**Goal**:
All of the material below is to be restated word for word, apart from the pictures.

**Material provided**:
* begin *

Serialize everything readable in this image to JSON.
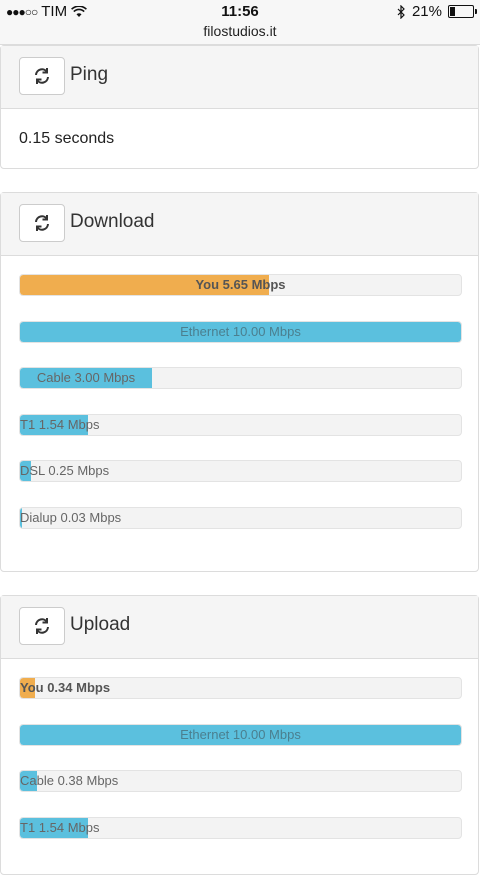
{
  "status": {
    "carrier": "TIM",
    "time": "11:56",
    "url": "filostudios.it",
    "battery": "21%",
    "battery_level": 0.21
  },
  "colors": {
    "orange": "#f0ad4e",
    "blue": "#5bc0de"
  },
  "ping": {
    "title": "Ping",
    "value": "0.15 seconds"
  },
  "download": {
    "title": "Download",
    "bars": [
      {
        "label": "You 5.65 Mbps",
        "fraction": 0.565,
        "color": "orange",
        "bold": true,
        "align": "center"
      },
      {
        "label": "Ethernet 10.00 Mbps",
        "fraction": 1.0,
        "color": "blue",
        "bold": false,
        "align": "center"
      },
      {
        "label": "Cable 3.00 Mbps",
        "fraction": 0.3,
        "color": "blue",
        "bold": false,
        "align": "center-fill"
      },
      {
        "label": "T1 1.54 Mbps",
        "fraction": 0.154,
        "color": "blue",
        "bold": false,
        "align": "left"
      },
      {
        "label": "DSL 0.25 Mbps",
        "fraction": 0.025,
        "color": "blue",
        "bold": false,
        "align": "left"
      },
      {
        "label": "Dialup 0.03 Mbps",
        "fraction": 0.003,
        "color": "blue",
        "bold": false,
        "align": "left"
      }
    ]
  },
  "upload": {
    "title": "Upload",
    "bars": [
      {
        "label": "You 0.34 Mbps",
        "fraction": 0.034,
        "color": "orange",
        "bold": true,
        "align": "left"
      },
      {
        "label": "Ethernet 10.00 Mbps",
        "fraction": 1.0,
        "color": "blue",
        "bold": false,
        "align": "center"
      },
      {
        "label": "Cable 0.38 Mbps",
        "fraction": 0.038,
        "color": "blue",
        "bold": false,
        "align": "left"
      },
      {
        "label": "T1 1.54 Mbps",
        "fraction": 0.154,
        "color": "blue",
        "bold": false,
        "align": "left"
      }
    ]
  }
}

* end *

**Written solution**:
Serialize everything readable in this image to JSON.
{
  "status": {
    "carrier": "TIM",
    "time": "11:56",
    "url": "filostudios.it",
    "battery": "21%",
    "battery_level": 0.21
  },
  "colors": {
    "orange": "#f0ad4e",
    "blue": "#5bc0de"
  },
  "ping": {
    "title": "Ping",
    "value": "0.15 seconds"
  },
  "download": {
    "title": "Download",
    "bars": [
      {
        "label": "You 5.65 Mbps",
        "fraction": 0.565,
        "color": "orange",
        "bold": true,
        "align": "center"
      },
      {
        "label": "Ethernet 10.00 Mbps",
        "fraction": 1.0,
        "color": "blue",
        "bold": false,
        "align": "center"
      },
      {
        "label": "Cable 3.00 Mbps",
        "fraction": 0.3,
        "color": "blue",
        "bold": false,
        "align": "center-fill"
      },
      {
        "label": "T1 1.54 Mbps",
        "fraction": 0.154,
        "color": "blue",
        "bold": false,
        "align": "left"
      },
      {
        "label": "DSL 0.25 Mbps",
        "fraction": 0.025,
        "color": "blue",
        "bold": false,
        "align": "left"
      },
      {
        "label": "Dialup 0.03 Mbps",
        "fraction": 0.003,
        "color": "blue",
        "bold": false,
        "align": "left"
      }
    ]
  },
  "upload": {
    "title": "Upload",
    "bars": [
      {
        "label": "You 0.34 Mbps",
        "fraction": 0.034,
        "color": "orange",
        "bold": true,
        "align": "left"
      },
      {
        "label": "Ethernet 10.00 Mbps",
        "fraction": 1.0,
        "color": "blue",
        "bold": false,
        "align": "center"
      },
      {
        "label": "Cable 0.38 Mbps",
        "fraction": 0.038,
        "color": "blue",
        "bold": false,
        "align": "left"
      },
      {
        "label": "T1 1.54 Mbps",
        "fraction": 0.154,
        "color": "blue",
        "bold": false,
        "align": "left"
      }
    ]
  }
}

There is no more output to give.